>> begin RECORDS FOR THE EXERCISE

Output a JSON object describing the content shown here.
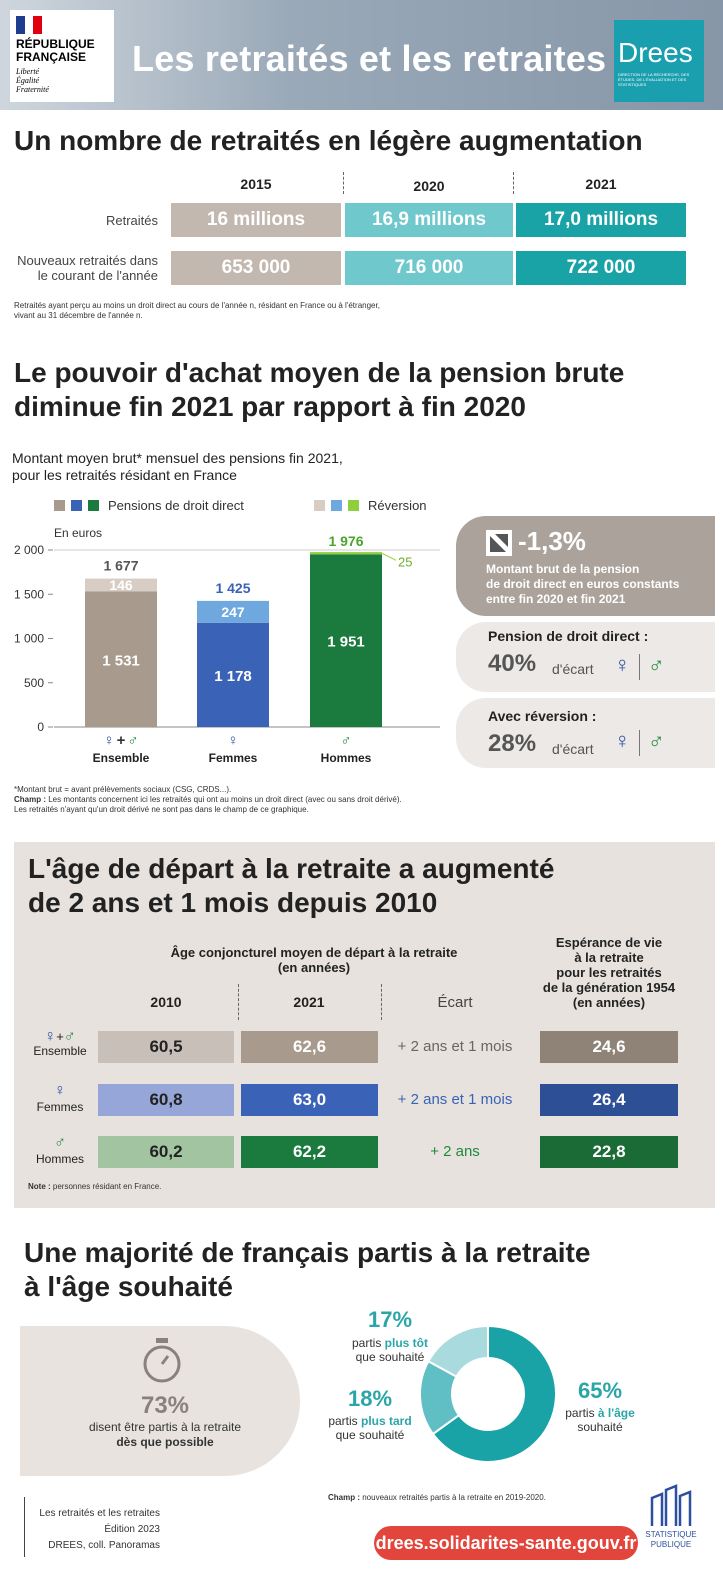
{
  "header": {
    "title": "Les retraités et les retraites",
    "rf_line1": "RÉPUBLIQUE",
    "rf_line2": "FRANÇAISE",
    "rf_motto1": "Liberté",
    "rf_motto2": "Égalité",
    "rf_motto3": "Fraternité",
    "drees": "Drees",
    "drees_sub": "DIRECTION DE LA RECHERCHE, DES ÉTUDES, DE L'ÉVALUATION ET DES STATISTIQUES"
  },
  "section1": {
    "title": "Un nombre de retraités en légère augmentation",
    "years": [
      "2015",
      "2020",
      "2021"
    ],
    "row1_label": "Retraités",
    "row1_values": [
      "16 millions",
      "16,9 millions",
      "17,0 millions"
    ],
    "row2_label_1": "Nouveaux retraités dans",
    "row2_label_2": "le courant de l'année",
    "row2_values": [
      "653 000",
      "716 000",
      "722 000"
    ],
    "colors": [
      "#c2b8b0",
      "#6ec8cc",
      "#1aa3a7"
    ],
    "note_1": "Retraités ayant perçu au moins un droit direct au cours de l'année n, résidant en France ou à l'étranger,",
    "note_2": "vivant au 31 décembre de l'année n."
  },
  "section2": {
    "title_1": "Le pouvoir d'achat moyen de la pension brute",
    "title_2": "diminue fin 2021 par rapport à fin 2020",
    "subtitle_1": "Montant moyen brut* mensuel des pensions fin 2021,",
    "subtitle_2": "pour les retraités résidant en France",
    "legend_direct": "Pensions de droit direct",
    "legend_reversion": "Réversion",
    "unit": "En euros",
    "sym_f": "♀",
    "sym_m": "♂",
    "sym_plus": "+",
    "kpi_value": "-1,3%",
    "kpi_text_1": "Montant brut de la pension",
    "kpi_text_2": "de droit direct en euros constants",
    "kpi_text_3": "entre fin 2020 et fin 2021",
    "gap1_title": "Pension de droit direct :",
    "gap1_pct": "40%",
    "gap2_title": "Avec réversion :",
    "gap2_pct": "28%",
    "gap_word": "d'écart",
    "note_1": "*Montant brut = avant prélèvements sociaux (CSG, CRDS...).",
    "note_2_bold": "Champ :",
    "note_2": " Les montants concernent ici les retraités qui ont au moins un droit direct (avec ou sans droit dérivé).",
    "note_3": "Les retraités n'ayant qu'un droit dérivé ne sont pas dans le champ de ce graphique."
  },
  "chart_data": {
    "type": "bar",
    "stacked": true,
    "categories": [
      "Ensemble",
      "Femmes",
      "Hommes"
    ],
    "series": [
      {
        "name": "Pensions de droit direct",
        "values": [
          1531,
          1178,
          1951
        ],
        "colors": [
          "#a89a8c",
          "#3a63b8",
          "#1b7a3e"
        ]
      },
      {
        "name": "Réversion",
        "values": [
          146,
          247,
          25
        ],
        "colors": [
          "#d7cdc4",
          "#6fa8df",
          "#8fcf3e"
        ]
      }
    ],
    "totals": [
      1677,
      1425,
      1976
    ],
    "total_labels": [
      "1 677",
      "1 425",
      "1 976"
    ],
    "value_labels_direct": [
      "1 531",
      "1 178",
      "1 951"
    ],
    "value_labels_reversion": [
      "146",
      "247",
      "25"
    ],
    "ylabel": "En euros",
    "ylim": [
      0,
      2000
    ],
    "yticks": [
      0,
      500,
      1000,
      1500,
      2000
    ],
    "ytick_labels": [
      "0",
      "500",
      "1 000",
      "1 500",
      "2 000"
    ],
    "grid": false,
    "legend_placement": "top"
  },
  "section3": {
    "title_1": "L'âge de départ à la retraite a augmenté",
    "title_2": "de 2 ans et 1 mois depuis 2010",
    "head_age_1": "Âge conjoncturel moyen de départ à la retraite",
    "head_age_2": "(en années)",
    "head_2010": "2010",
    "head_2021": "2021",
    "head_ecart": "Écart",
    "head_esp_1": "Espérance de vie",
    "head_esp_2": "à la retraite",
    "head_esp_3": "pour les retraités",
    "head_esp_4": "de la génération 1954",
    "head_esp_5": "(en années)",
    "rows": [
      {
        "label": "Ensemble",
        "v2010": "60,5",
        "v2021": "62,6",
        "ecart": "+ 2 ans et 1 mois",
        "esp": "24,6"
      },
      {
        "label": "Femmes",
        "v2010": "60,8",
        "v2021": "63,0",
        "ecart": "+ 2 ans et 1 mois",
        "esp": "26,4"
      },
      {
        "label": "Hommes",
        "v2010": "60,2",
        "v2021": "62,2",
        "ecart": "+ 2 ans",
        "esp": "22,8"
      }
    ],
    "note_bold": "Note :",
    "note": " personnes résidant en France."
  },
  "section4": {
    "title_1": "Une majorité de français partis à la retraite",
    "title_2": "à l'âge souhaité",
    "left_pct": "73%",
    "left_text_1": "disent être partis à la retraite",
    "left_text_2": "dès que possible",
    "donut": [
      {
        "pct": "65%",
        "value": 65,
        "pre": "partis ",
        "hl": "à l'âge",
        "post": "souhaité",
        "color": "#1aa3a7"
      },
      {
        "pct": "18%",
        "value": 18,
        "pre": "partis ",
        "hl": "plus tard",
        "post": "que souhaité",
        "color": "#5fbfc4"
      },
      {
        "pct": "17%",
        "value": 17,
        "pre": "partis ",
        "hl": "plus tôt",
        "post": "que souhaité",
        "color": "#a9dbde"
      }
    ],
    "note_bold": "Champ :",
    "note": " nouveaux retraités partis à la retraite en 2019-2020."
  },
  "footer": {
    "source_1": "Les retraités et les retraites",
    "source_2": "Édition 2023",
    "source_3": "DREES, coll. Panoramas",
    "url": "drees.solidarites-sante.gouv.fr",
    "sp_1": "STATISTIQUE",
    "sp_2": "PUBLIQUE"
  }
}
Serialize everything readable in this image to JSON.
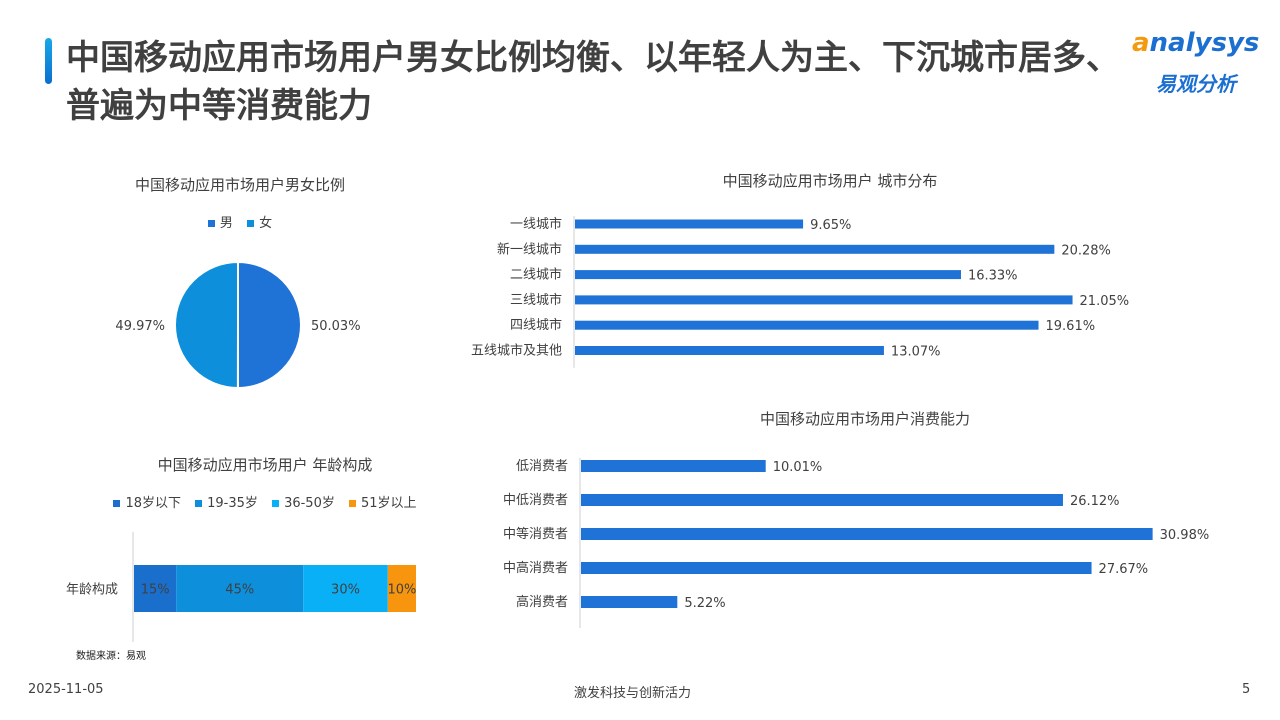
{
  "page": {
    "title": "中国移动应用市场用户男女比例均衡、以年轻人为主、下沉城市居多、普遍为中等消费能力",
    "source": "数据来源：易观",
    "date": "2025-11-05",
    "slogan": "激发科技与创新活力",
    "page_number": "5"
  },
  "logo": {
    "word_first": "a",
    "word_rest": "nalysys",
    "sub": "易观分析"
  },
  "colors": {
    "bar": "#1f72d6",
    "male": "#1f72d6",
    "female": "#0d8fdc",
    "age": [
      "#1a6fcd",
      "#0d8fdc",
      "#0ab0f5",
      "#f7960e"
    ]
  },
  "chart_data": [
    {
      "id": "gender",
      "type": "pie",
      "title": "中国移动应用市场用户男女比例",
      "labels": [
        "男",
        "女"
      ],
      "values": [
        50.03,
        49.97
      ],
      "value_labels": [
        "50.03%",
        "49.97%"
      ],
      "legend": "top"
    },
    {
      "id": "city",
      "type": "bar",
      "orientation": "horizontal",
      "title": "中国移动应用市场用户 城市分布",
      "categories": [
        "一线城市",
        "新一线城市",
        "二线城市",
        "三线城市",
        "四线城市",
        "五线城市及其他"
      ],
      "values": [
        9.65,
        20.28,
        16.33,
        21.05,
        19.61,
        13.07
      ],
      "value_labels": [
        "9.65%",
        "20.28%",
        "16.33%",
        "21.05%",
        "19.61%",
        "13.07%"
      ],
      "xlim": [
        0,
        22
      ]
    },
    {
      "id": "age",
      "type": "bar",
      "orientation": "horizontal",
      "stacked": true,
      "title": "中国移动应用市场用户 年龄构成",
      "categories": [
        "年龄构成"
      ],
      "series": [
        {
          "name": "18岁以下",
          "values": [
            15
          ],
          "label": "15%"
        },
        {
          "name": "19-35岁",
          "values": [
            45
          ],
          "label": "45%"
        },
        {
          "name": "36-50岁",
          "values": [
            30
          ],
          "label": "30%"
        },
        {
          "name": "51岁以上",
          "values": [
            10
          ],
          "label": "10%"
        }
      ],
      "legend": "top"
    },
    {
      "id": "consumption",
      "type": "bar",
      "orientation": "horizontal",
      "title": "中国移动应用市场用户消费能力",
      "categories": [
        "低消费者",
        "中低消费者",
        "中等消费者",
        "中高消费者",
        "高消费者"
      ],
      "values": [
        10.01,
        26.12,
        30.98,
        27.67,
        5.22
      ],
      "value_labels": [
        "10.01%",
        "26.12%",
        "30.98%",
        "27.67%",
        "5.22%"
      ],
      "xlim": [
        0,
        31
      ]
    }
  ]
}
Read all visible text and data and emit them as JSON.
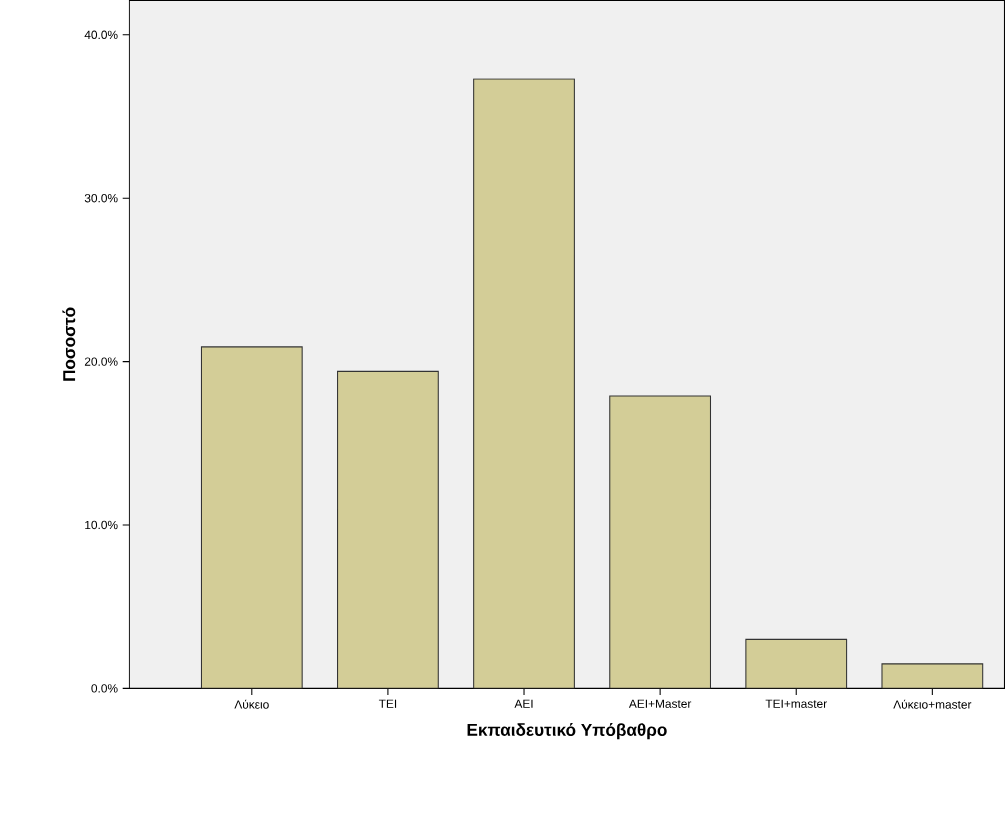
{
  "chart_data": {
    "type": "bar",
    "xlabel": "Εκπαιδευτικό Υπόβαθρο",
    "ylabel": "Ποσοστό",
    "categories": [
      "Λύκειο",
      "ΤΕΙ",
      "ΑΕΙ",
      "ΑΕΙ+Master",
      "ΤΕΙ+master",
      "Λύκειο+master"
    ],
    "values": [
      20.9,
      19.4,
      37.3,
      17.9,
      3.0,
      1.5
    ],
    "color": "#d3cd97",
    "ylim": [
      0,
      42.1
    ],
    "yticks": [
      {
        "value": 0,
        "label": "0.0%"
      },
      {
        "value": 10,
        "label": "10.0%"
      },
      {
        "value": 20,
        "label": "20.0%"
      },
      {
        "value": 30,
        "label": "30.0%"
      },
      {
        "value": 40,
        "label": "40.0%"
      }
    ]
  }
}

>> end RECORDS FOR THE EXERCISE

PROBLEM TO SOLVE —
Output exactly the lines from the line with "Read all visible" to the last line of the records, including both, and leave every picture out.

TASK RESPONSE —
Read all visible text and data and emit them as JSON.
{
  "chart_data": {
    "type": "bar",
    "xlabel": "Εκπαιδευτικό Υπόβαθρο",
    "ylabel": "Ποσοστό",
    "categories": [
      "Λύκειο",
      "ΤΕΙ",
      "ΑΕΙ",
      "ΑΕΙ+Master",
      "ΤΕΙ+master",
      "Λύκειο+master"
    ],
    "values": [
      20.9,
      19.4,
      37.3,
      17.9,
      3.0,
      1.5
    ],
    "color": "#d3cd97",
    "ylim": [
      0,
      42.1
    ],
    "yticks": [
      {
        "value": 0,
        "label": "0.0%"
      },
      {
        "value": 10,
        "label": "10.0%"
      },
      {
        "value": 20,
        "label": "20.0%"
      },
      {
        "value": 30,
        "label": "30.0%"
      },
      {
        "value": 40,
        "label": "40.0%"
      }
    ]
  }
}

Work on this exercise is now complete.